▶ Goal
Below are some entries; can you quote all of them exactly?

:: Entries ::

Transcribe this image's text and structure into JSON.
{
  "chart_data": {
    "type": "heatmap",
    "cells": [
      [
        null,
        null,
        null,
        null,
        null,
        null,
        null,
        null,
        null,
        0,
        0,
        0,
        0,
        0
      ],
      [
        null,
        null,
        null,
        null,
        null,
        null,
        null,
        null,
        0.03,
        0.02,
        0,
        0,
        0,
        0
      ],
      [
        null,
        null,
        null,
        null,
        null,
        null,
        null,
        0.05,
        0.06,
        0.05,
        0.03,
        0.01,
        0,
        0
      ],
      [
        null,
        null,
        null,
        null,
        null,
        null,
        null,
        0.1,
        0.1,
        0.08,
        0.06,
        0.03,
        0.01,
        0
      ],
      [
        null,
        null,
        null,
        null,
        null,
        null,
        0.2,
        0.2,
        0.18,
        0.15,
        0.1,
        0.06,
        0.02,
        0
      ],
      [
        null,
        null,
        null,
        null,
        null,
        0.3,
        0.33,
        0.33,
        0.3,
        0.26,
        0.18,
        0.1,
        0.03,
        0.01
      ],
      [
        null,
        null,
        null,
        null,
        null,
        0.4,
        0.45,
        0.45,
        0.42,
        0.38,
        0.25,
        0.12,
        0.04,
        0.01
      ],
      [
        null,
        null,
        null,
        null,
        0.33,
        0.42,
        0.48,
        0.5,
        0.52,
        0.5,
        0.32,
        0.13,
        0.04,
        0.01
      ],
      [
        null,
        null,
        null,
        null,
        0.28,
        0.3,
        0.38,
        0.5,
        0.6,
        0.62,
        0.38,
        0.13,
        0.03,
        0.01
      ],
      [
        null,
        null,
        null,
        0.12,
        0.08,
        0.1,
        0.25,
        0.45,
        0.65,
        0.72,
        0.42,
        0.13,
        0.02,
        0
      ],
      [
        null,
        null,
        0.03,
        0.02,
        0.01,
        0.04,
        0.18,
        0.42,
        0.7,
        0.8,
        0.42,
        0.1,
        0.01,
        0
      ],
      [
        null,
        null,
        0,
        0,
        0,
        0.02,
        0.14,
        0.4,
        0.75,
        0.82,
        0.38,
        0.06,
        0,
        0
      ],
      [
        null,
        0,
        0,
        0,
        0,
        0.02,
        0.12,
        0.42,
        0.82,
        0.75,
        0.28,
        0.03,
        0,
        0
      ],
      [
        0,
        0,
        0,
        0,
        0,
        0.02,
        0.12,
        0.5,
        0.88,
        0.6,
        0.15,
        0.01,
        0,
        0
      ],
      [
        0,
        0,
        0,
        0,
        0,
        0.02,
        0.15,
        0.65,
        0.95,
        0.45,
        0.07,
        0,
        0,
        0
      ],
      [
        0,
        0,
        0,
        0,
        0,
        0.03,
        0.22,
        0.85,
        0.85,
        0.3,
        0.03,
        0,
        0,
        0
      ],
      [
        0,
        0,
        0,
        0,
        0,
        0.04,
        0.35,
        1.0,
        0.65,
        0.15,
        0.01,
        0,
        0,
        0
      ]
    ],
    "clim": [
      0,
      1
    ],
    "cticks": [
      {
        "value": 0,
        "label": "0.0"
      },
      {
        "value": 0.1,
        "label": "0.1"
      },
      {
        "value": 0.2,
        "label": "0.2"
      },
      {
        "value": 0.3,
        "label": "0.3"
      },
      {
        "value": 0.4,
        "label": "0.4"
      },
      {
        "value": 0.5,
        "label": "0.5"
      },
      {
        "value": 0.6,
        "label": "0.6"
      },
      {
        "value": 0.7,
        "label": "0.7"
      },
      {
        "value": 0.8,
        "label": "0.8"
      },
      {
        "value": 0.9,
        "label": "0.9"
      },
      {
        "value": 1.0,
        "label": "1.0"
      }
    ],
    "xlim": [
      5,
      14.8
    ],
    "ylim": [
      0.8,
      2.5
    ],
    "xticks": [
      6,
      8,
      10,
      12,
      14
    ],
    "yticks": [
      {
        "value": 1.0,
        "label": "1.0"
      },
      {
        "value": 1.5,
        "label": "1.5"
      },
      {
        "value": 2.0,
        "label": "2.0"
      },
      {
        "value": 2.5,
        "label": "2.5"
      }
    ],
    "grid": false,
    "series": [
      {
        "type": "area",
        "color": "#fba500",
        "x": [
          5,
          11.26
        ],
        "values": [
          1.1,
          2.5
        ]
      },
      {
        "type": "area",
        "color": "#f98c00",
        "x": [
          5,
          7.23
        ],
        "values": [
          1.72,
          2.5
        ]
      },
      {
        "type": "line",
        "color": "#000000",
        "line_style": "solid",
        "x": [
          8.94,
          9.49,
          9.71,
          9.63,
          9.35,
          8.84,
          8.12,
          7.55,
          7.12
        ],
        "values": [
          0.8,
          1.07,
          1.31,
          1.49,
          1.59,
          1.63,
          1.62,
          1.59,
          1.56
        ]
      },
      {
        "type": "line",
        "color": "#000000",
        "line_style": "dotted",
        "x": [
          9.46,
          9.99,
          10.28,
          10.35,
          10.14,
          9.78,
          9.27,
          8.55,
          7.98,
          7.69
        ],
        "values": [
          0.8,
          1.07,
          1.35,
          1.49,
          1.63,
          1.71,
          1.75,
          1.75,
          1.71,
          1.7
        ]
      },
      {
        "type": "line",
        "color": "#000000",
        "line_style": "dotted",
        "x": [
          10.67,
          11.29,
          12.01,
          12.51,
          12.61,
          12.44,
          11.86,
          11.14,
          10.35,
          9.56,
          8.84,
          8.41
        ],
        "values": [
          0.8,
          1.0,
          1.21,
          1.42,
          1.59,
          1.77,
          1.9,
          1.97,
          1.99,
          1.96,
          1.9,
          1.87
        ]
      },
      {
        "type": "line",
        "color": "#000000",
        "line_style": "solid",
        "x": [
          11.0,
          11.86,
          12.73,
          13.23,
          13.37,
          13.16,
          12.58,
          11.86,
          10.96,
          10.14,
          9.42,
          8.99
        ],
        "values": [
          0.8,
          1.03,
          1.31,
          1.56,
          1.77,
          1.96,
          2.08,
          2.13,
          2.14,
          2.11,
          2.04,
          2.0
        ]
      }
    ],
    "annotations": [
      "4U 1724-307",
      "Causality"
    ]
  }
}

:::

▶ Exercise solution
Transcribe this image's text and structure into JSON.
{
  "chart_data": {
    "type": "heatmap",
    "cells": [
      [
        null,
        null,
        null,
        null,
        null,
        null,
        null,
        null,
        null,
        0,
        0,
        0,
        0,
        0
      ],
      [
        null,
        null,
        null,
        null,
        null,
        null,
        null,
        null,
        0.03,
        0.02,
        0,
        0,
        0,
        0
      ],
      [
        null,
        null,
        null,
        null,
        null,
        null,
        null,
        0.05,
        0.06,
        0.05,
        0.03,
        0.01,
        0,
        0
      ],
      [
        null,
        null,
        null,
        null,
        null,
        null,
        null,
        0.1,
        0.1,
        0.08,
        0.06,
        0.03,
        0.01,
        0
      ],
      [
        null,
        null,
        null,
        null,
        null,
        null,
        0.2,
        0.2,
        0.18,
        0.15,
        0.1,
        0.06,
        0.02,
        0
      ],
      [
        null,
        null,
        null,
        null,
        null,
        0.3,
        0.33,
        0.33,
        0.3,
        0.26,
        0.18,
        0.1,
        0.03,
        0.01
      ],
      [
        null,
        null,
        null,
        null,
        null,
        0.4,
        0.45,
        0.45,
        0.42,
        0.38,
        0.25,
        0.12,
        0.04,
        0.01
      ],
      [
        null,
        null,
        null,
        null,
        0.33,
        0.42,
        0.48,
        0.5,
        0.52,
        0.5,
        0.32,
        0.13,
        0.04,
        0.01
      ],
      [
        null,
        null,
        null,
        null,
        0.28,
        0.3,
        0.38,
        0.5,
        0.6,
        0.62,
        0.38,
        0.13,
        0.03,
        0.01
      ],
      [
        null,
        null,
        null,
        0.12,
        0.08,
        0.1,
        0.25,
        0.45,
        0.65,
        0.72,
        0.42,
        0.13,
        0.02,
        0
      ],
      [
        null,
        null,
        0.03,
        0.02,
        0.01,
        0.04,
        0.18,
        0.42,
        0.7,
        0.8,
        0.42,
        0.1,
        0.01,
        0
      ],
      [
        null,
        null,
        0,
        0,
        0,
        0.02,
        0.14,
        0.4,
        0.75,
        0.82,
        0.38,
        0.06,
        0,
        0
      ],
      [
        null,
        0,
        0,
        0,
        0,
        0.02,
        0.12,
        0.42,
        0.82,
        0.75,
        0.28,
        0.03,
        0,
        0
      ],
      [
        0,
        0,
        0,
        0,
        0,
        0.02,
        0.12,
        0.5,
        0.88,
        0.6,
        0.15,
        0.01,
        0,
        0
      ],
      [
        0,
        0,
        0,
        0,
        0,
        0.02,
        0.15,
        0.65,
        0.95,
        0.45,
        0.07,
        0,
        0,
        0
      ],
      [
        0,
        0,
        0,
        0,
        0,
        0.03,
        0.22,
        0.85,
        0.85,
        0.3,
        0.03,
        0,
        0,
        0
      ],
      [
        0,
        0,
        0,
        0,
        0,
        0.04,
        0.35,
        1.0,
        0.65,
        0.15,
        0.01,
        0,
        0,
        0
      ]
    ],
    "clim": [
      0,
      1
    ],
    "cticks": [
      {
        "value": 0,
        "label": "0.0"
      },
      {
        "value": 0.1,
        "label": "0.1"
      },
      {
        "value": 0.2,
        "label": "0.2"
      },
      {
        "value": 0.3,
        "label": "0.3"
      },
      {
        "value": 0.4,
        "label": "0.4"
      },
      {
        "value": 0.5,
        "label": "0.5"
      },
      {
        "value": 0.6,
        "label": "0.6"
      },
      {
        "value": 0.7,
        "label": "0.7"
      },
      {
        "value": 0.8,
        "label": "0.8"
      },
      {
        "value": 0.9,
        "label": "0.9"
      },
      {
        "value": 1.0,
        "label": "1.0"
      }
    ],
    "xlim": [
      5,
      14.8
    ],
    "ylim": [
      0.8,
      2.5
    ],
    "xticks": [
      6,
      8,
      10,
      12,
      14
    ],
    "yticks": [
      {
        "value": 1.0,
        "label": "1.0"
      },
      {
        "value": 1.5,
        "label": "1.5"
      },
      {
        "value": 2.0,
        "label": "2.0"
      },
      {
        "value": 2.5,
        "label": "2.5"
      }
    ],
    "grid": false,
    "series": [
      {
        "type": "area",
        "color": "#fba500",
        "x": [
          5,
          11.26
        ],
        "values": [
          1.1,
          2.5
        ]
      },
      {
        "type": "area",
        "color": "#f98c00",
        "x": [
          5,
          7.23
        ],
        "values": [
          1.72,
          2.5
        ]
      },
      {
        "type": "line",
        "color": "#000000",
        "line_style": "solid",
        "x": [
          8.94,
          9.49,
          9.71,
          9.63,
          9.35,
          8.84,
          8.12,
          7.55,
          7.12
        ],
        "values": [
          0.8,
          1.07,
          1.31,
          1.49,
          1.59,
          1.63,
          1.62,
          1.59,
          1.56
        ]
      },
      {
        "type": "line",
        "color": "#000000",
        "line_style": "dotted",
        "x": [
          9.46,
          9.99,
          10.28,
          10.35,
          10.14,
          9.78,
          9.27,
          8.55,
          7.98,
          7.69
        ],
        "values": [
          0.8,
          1.07,
          1.35,
          1.49,
          1.63,
          1.71,
          1.75,
          1.75,
          1.71,
          1.7
        ]
      },
      {
        "type": "line",
        "color": "#000000",
        "line_style": "dotted",
        "x": [
          10.67,
          11.29,
          12.01,
          12.51,
          12.61,
          12.44,
          11.86,
          11.14,
          10.35,
          9.56,
          8.84,
          8.41
        ],
        "values": [
          0.8,
          1.0,
          1.21,
          1.42,
          1.59,
          1.77,
          1.9,
          1.97,
          1.99,
          1.96,
          1.9,
          1.87
        ]
      },
      {
        "type": "line",
        "color": "#000000",
        "line_style": "solid",
        "x": [
          11.0,
          11.86,
          12.73,
          13.23,
          13.37,
          13.16,
          12.58,
          11.86,
          10.96,
          10.14,
          9.42,
          8.99
        ],
        "values": [
          0.8,
          1.03,
          1.31,
          1.56,
          1.77,
          1.96,
          2.08,
          2.13,
          2.14,
          2.11,
          2.04,
          2.0
        ]
      }
    ],
    "annotations": [
      "4U 1724-307",
      "Causality"
    ]
  }
}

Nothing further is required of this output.